**SUPPLIED PASSAGE:**

########

Objectives
This page describes macros and functions related to linear and quadratic objective functions only, unless otherwise indicated. For nonlinear objective functions, see Nonlinear Modeling.
Set a linear objective
Use the @objective macro to set a linear objective function.
Use Min to create a minimization objective:
julia> model = Model();
julia> @variable(model, x);
julia> @objective(model, Min, 2x + 1)
2 x + 1Use Max to create a maximization objective:
julia> model = Model();
julia> @variable(model, x);
julia> @objective(model, Max, 2x + 1)
2 x + 1Set a quadratic objective
Use the @objective macro to set a quadratic objective function.
Use ^2 to have a variable squared:
julia> model = Model();
julia> @variable(model, x);
julia> @objective(model, Min, x^2 + 2x + 1)
x² + 2 x + 1You can also have bilinear terms between variables:
julia> model = Model();
julia> @variable(model, x)
x
julia> @variable(model, y)
y
julia> @objective(model, Max, x * y + x + y)
x*y + x + ySet a nonlinear objective
Use the @objective macro to set a nonlinear objective function:
julia> model = Model();
julia> @variable(model, x <= 1);
julia> @objective(model, Max, log(x))
log(x)Query the objective function
Use objective_function to return the current objective function.
julia> model = Model();
julia> @variable(model, x);
julia> @objective(model, Min, 2x + 1)
2 x + 1
julia> objective_function(model)
2 x + 1Evaluate the objective function at a point
Use value to evaluate an objective function at a point specifying values for variables.
julia> model = Model();
julia> @variable(model, x[1:2]);
julia> @objective(model, Min, 2x[1]^2 + x[1] + 0.5*x[2])
2 x[1]² + x[1] + 0.5 x[2]
julia> f = objective_function(model)
2 x[1]² + x[1] + 0.5 x[2]
julia> point = Dict(x[1] => 2.0, x[2] => 1.0);
julia> value(z -> point[z], f)
10.5Query the objective sense
Use objective_sense to return the current objective sense.
julia> model = Model();
julia> @variable(model, x);
julia> @objective(model, Min, 2x + 1)
2 x + 1
julia> objective_sense(model)
MIN_SENSE::OptimizationSense = 0Modify an objective
To modify an objective, call @objective with the new objective function.
julia> model = Model();
julia> @variable(model, x);
julia> @objective(model, Min, 2x)
2 x
julia> @objective(model, Max, -2x)
-2 xAlternatively, use set_objective_function.
julia> model = Model();
julia> @variable(model, x);
julia> @objective(model, Min, 2x)
2 x
julia> new_objective = @expression(model, -2 * x)
-2 x
julia> set_objective_function(model, new_objective)Modify an objective coefficient
Use set_objective_coefficient to modify an objective coefficient.
julia> model = Model();
julia> @variable(model, x);
julia> @objective(model, Min, 2x)
2 x
julia> set_objective_coefficient(model, x, 3)
julia> objective_function(model)
3 xUse set_objective_coefficient with two variables to modify a quadratic objective coefficient:
julia> model = Model();
julia> @variable(model, x);
julia> @variable(model, y);
julia> @objective(model, Min, x^2 + x * y)

########

**RECORDED INFORMATION:**
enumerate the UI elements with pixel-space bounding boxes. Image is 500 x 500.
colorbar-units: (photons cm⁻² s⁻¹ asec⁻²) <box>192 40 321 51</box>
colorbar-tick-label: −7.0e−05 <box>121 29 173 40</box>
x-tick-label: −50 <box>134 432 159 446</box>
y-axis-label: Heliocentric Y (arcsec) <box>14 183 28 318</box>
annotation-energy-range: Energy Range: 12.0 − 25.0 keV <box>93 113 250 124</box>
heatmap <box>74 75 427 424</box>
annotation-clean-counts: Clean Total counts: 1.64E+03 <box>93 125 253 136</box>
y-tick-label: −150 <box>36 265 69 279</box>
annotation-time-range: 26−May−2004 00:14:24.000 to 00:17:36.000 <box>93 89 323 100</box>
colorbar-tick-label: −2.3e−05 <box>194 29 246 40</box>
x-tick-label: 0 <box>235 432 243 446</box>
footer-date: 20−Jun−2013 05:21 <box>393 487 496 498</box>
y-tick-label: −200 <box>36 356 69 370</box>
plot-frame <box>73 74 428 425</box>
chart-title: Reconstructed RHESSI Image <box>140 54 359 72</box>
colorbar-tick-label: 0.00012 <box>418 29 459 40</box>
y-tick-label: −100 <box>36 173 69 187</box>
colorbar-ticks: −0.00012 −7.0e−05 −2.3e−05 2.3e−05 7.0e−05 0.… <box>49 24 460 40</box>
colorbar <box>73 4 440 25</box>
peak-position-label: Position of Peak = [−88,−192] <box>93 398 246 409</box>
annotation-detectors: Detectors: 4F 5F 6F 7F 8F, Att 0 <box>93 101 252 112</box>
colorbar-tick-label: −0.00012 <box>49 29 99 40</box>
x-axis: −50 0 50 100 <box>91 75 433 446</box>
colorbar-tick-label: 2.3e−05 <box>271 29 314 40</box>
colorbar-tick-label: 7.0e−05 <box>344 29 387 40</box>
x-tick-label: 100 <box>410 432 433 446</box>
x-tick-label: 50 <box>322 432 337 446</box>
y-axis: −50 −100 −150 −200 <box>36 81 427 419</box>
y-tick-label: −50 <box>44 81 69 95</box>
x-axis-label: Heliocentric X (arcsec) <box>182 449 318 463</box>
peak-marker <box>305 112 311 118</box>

########

**INSTRUCTIONS:**
[1] Reproduce the part of the objectives page between "10.5Query the objective" and "julia> objective_sense(model)", inclusive.
[2] Which macros, each written with a leading @, appear on the objectives page?

**OUTPUTS IN ORDER:**
[1]
10.5Query the objective sense
Use objective_sense to return the current objective sense.
julia> model = Model();
julia> @variable(model, x);
julia> @objective(model, Min, 2x + 1)
2 x + 1
julia> objective_sense(model)

[2]
@objective
@variable
@expression